## Work instructions:
All entries must be repeated exactly; do not include the pictures.

## Dataset records:
# # # #

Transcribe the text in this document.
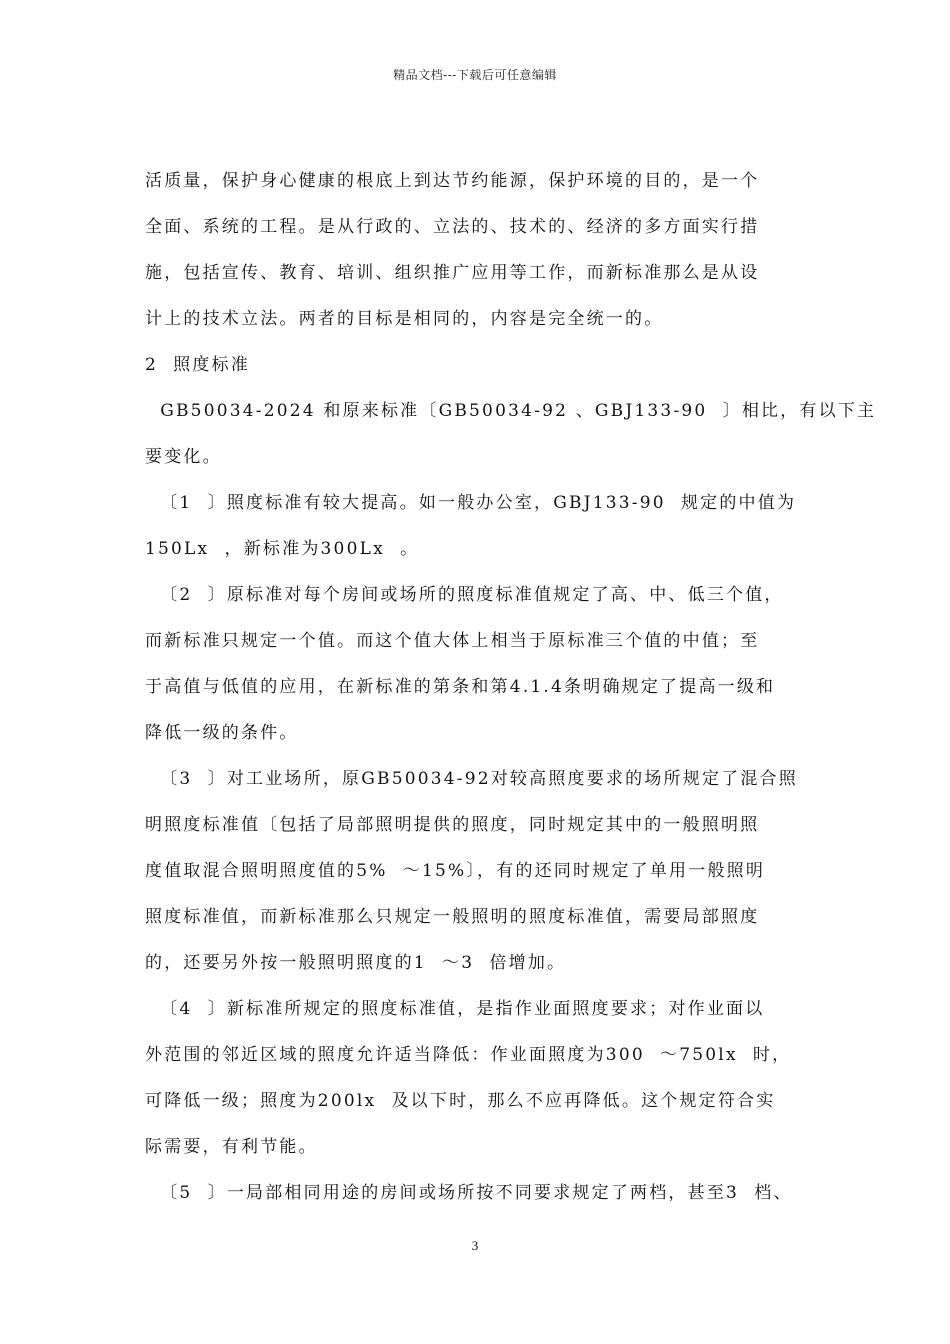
精品文档---下载后可任意编辑
活质量，保护身心健康的根底上到达节约能源，保护环境的目的，是一个
全面、系统的工程。是从行政的、立法的、技术的、经济的多方面实行措
施，包括宣传、教育、培训、组织推广应用等工作，而新标准那么是从设
计上的技术立法。两者的目标是相同的，内容是完全统一的。
2  照度标准
GB50034-2024 和原来标准〔GB50034-92 、GBJ133-90  〕相比，有以下主
要变化。
〔1  〕照度标准有较大提高。如一般办公室，GBJ133-90  规定的中值为
150Lx  ，新标准为300Lx  。
〔2  〕原标准对每个房间或场所的照度标准值规定了高、中、低三个值，
而新标准只规定一个值。而这个值大体上相当于原标准三个值的中值；至
于高值与低值的应用，在新标准的第条和第4.1.4条明确规定了提高一级和
降低一级的条件。
〔3  〕对工业场所，原GB50034-92对较高照度要求的场所规定了混合照
明照度标准值〔包括了局部照明提供的照度，同时规定其中的一般照明照
度值取混合照明照度值的5%  ～15%〕，有的还同时规定了单用一般照明
照度标准值，而新标准那么只规定一般照明的照度标准值，需要局部照度
的，还要另外按一般照明照度的1  ～3  倍增加。
〔4  〕新标准所规定的照度标准值，是指作业面照度要求；对作业面以
外范围的邻近区域的照度允许适当降低：作业面照度为300  ～750lx  时，
可降低一级；照度为200lx  及以下时，那么不应再降低。这个规定符合实
际需要，有利节能。
〔5  〕一局部相同用途的房间或场所按不同要求规定了两档，甚至3  档、
3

# # # #

## Right answer:
Transcribe the text in this document.
精品文档---下载后可任意编辑
活质量，保护身心健康的根底上到达节约能源，保护环境的目的，是一个
全面、系统的工程。是从行政的、立法的、技术的、经济的多方面实行措
施，包括宣传、教育、培训、组织推广应用等工作，而新标准那么是从设
计上的技术立法。两者的目标是相同的，内容是完全统一的。
2  照度标准
GB50034-2024 和原来标准〔GB50034-92 、GBJ133-90  〕相比，有以下主
要变化。
〔1  〕照度标准有较大提高。如一般办公室，GBJ133-90  规定的中值为
150Lx  ，新标准为300Lx  。
〔2  〕原标准对每个房间或场所的照度标准值规定了高、中、低三个值，
而新标准只规定一个值。而这个值大体上相当于原标准三个值的中值；至
于高值与低值的应用，在新标准的第条和第4.1.4条明确规定了提高一级和
降低一级的条件。
〔3  〕对工业场所，原GB50034-92对较高照度要求的场所规定了混合照
明照度标准值〔包括了局部照明提供的照度，同时规定其中的一般照明照
度值取混合照明照度值的5%  ～15%〕，有的还同时规定了单用一般照明
照度标准值，而新标准那么只规定一般照明的照度标准值，需要局部照度
的，还要另外按一般照明照度的1  ～3  倍增加。
〔4  〕新标准所规定的照度标准值，是指作业面照度要求；对作业面以
外范围的邻近区域的照度允许适当降低：作业面照度为300  ～750lx  时，
可降低一级；照度为200lx  及以下时，那么不应再降低。这个规定符合实
际需要，有利节能。
〔5  〕一局部相同用途的房间或场所按不同要求规定了两档，甚至3  档、
3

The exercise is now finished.